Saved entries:
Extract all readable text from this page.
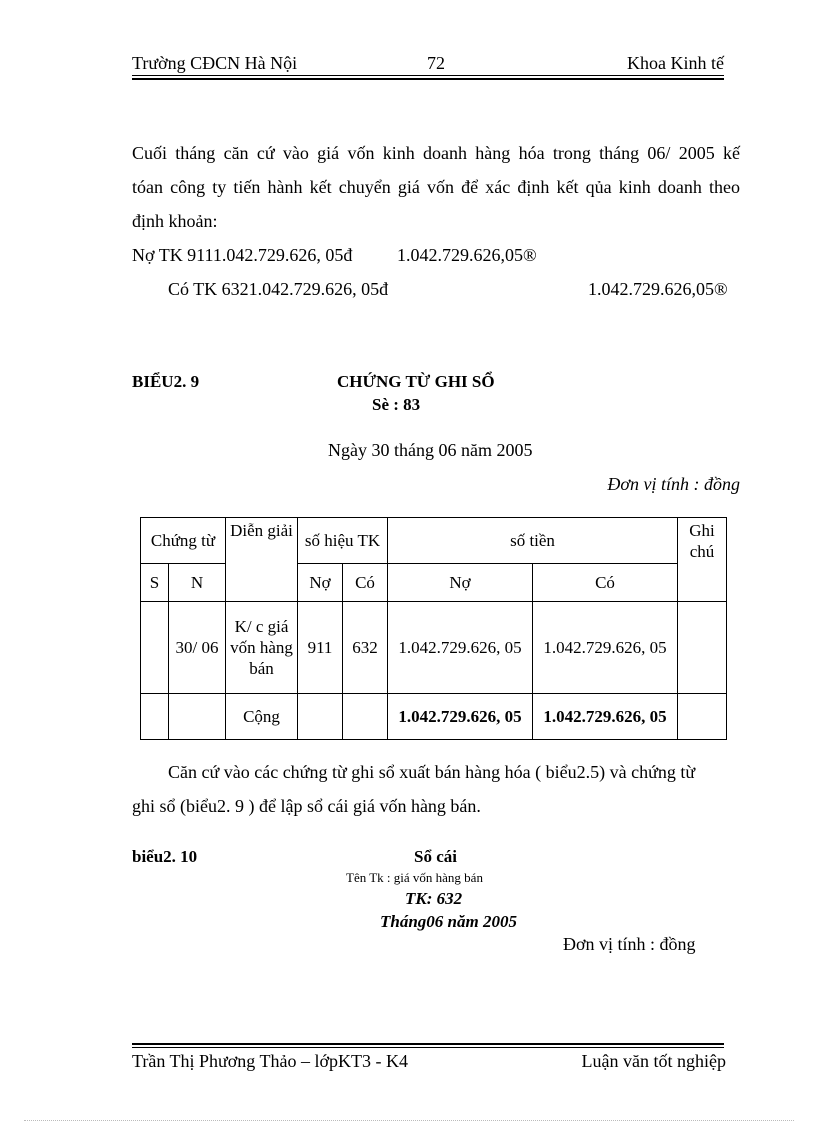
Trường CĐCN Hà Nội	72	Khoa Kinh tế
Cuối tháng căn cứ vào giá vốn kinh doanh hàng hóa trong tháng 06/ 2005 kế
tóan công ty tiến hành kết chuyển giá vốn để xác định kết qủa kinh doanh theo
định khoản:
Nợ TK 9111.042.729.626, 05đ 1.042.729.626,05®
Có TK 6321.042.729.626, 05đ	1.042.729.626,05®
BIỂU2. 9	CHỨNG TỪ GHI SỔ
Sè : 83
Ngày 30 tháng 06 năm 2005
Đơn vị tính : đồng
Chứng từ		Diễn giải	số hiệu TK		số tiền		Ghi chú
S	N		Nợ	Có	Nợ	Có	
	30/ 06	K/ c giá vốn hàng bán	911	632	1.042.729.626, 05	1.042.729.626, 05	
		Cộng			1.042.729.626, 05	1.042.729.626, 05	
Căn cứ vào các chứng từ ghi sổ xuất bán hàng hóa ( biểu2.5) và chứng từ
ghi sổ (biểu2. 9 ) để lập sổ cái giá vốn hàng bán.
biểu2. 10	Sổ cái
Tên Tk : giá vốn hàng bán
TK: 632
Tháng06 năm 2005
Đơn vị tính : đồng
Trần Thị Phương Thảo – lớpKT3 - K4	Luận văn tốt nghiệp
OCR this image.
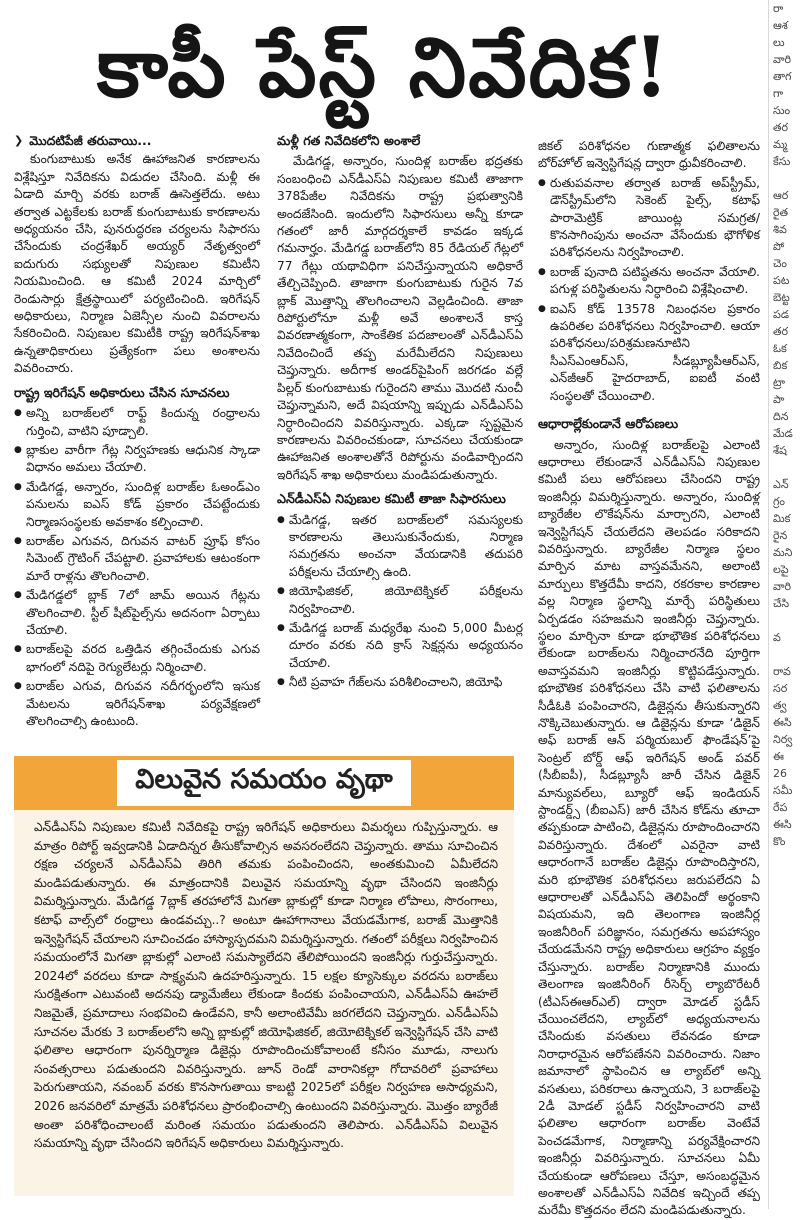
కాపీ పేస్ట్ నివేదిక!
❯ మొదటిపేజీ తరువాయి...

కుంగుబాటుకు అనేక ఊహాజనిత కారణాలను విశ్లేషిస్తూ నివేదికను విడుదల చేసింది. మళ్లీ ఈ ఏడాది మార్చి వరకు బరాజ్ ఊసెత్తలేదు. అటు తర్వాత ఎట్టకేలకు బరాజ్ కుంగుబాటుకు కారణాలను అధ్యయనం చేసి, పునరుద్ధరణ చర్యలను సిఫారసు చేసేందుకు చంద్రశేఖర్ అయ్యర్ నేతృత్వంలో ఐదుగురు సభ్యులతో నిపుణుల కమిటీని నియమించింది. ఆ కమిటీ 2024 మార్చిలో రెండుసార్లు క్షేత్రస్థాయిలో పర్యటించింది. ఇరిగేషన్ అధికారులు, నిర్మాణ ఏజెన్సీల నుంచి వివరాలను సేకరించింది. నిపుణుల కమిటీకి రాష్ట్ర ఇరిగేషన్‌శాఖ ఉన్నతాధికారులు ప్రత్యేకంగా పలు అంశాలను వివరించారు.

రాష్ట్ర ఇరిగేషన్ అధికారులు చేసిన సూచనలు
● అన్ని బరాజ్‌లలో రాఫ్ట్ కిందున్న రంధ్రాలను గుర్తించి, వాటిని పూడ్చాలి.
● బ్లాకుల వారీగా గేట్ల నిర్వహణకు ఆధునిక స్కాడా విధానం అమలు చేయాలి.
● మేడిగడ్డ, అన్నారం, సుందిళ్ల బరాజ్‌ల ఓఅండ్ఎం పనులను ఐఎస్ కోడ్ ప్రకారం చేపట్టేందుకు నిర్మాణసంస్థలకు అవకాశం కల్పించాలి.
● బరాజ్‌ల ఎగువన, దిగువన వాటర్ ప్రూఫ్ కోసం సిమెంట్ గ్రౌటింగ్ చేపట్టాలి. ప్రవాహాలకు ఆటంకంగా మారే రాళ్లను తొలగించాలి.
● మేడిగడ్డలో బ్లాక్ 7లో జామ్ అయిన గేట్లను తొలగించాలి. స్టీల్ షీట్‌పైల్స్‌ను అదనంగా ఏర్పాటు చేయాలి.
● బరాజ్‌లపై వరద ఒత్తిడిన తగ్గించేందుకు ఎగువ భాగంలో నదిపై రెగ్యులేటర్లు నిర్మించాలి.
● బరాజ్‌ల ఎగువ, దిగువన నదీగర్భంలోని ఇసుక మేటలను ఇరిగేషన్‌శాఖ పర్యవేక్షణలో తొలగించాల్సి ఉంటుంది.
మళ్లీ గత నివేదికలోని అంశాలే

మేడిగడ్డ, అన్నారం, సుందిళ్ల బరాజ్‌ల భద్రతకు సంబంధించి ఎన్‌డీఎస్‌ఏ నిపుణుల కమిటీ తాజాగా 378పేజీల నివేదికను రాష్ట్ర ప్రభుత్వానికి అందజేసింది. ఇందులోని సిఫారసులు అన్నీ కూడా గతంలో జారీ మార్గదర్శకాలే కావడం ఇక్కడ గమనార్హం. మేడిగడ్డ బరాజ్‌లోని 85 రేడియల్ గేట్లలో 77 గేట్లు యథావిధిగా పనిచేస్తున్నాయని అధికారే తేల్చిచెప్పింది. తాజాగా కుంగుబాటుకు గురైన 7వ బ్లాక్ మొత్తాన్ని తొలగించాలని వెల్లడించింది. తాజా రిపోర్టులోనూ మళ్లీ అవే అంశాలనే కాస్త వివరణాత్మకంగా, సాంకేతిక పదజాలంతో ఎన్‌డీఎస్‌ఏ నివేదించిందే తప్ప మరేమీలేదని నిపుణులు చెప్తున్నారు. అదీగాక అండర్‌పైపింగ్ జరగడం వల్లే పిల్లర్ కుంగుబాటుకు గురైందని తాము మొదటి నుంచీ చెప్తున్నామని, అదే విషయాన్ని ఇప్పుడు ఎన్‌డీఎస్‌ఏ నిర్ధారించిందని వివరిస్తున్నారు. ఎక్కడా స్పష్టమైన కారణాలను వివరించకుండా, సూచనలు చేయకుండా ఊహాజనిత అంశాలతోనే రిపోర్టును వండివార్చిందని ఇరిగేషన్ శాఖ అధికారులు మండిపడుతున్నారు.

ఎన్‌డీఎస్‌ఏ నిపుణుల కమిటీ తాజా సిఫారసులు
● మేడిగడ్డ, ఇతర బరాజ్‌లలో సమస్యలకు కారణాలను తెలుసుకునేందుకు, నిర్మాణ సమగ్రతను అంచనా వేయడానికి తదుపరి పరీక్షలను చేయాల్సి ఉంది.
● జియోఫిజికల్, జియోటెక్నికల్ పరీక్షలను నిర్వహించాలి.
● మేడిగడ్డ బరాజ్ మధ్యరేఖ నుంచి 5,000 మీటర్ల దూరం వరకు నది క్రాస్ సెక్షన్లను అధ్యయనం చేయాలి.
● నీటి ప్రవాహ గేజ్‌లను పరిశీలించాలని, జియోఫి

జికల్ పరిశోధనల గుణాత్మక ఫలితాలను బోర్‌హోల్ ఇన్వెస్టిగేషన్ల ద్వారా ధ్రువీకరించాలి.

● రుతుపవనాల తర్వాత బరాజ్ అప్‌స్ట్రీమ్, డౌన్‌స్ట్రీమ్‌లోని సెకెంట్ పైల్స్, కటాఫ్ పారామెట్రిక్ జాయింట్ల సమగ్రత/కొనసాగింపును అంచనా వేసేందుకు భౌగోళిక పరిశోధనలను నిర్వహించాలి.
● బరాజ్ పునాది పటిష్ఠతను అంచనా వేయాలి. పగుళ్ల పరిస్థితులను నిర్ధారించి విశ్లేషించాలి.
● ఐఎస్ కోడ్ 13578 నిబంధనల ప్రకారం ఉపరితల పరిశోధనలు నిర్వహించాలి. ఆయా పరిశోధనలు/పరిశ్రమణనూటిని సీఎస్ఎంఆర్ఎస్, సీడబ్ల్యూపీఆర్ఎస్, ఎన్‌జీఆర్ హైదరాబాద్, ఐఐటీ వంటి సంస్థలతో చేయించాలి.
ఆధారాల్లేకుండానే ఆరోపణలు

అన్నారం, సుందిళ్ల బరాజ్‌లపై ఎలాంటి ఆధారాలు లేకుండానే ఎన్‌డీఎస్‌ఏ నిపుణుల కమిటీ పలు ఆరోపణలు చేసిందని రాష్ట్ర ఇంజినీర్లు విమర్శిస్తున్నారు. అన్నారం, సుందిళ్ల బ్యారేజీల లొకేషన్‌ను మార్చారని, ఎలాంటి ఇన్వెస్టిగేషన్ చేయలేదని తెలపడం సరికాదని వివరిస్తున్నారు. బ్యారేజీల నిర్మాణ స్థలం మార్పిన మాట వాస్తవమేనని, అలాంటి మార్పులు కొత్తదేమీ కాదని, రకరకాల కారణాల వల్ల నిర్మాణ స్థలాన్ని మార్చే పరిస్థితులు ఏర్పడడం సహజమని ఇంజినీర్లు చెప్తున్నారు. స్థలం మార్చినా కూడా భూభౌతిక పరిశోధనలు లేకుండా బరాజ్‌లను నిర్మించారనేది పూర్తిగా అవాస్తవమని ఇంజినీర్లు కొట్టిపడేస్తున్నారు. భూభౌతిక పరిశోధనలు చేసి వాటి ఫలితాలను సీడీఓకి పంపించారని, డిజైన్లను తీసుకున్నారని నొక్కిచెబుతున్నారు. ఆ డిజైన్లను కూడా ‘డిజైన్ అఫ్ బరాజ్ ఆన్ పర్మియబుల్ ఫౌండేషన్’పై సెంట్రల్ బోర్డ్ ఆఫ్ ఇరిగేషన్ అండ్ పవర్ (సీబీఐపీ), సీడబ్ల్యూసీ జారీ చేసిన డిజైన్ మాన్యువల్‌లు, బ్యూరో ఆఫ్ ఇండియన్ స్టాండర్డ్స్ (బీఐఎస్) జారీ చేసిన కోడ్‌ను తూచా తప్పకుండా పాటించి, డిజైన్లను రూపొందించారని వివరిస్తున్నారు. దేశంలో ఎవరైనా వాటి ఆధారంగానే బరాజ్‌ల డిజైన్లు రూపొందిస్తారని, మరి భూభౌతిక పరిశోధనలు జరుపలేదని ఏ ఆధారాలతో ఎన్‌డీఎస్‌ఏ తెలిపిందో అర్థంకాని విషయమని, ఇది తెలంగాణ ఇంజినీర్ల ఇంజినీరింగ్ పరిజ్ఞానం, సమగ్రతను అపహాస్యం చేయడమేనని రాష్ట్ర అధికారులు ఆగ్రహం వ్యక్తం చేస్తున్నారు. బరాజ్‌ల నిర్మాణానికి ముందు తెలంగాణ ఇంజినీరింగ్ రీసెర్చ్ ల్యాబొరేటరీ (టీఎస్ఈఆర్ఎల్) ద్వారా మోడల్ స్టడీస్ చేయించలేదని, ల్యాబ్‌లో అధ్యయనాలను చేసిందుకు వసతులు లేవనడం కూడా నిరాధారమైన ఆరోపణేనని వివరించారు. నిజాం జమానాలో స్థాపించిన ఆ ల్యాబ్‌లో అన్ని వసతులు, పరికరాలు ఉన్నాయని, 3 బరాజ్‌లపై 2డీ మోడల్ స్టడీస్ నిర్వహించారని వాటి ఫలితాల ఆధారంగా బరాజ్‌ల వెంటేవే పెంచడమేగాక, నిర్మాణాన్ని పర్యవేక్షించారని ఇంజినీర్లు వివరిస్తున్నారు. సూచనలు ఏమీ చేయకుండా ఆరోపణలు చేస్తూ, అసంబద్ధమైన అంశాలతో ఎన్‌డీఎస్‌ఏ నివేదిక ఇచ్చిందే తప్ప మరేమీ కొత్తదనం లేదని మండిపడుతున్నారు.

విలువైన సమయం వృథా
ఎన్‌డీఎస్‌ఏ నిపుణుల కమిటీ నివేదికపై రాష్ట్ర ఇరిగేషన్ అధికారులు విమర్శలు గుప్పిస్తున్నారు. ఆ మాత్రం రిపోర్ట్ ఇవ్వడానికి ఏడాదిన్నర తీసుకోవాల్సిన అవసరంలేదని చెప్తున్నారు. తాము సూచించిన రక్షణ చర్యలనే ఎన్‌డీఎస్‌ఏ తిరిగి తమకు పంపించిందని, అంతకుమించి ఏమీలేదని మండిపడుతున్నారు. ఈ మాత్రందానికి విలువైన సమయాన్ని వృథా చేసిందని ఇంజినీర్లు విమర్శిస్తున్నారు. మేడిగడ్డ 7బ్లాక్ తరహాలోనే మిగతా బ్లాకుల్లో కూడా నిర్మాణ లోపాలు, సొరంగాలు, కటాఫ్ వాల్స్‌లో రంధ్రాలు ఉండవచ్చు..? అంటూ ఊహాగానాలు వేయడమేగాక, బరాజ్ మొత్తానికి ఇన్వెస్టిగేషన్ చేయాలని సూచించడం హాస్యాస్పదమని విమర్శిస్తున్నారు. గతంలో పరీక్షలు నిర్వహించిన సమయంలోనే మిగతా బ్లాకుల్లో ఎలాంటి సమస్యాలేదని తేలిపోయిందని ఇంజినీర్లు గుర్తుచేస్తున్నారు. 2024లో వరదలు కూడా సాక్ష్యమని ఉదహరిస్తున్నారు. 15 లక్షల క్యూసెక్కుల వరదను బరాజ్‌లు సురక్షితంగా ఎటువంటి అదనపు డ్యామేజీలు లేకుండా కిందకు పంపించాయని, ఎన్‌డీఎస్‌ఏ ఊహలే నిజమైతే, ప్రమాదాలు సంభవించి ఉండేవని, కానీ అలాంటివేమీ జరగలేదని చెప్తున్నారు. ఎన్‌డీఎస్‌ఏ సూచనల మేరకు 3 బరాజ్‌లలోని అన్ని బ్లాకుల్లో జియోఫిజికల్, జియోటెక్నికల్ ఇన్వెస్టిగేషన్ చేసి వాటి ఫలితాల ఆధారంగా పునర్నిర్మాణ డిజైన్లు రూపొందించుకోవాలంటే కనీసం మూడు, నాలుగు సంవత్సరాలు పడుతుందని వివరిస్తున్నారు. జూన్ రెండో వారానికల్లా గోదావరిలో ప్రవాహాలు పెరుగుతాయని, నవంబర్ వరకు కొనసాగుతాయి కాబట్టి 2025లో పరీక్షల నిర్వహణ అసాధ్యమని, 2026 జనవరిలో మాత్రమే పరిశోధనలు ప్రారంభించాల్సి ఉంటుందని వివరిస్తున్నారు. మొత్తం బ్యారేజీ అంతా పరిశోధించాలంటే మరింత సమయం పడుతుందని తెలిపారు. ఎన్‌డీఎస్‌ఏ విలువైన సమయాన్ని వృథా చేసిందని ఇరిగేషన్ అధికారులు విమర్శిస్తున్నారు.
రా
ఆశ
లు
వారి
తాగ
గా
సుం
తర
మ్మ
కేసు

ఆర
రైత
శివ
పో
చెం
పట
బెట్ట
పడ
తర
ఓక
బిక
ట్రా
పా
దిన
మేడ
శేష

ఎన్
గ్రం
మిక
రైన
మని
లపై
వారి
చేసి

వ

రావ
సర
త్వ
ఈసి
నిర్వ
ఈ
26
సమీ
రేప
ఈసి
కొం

▶ [Aim of the task]:
Using the listing above, show each line holding the string "doanh".

▶ [Exercise output]:
Cuối tháng căn cứ vào giá vốn kinh doanh hàng hóa trong tháng 06/ 2005 kế
tóan công ty tiến hành kết chuyển giá vốn để xác định kết qủa kinh doanh theo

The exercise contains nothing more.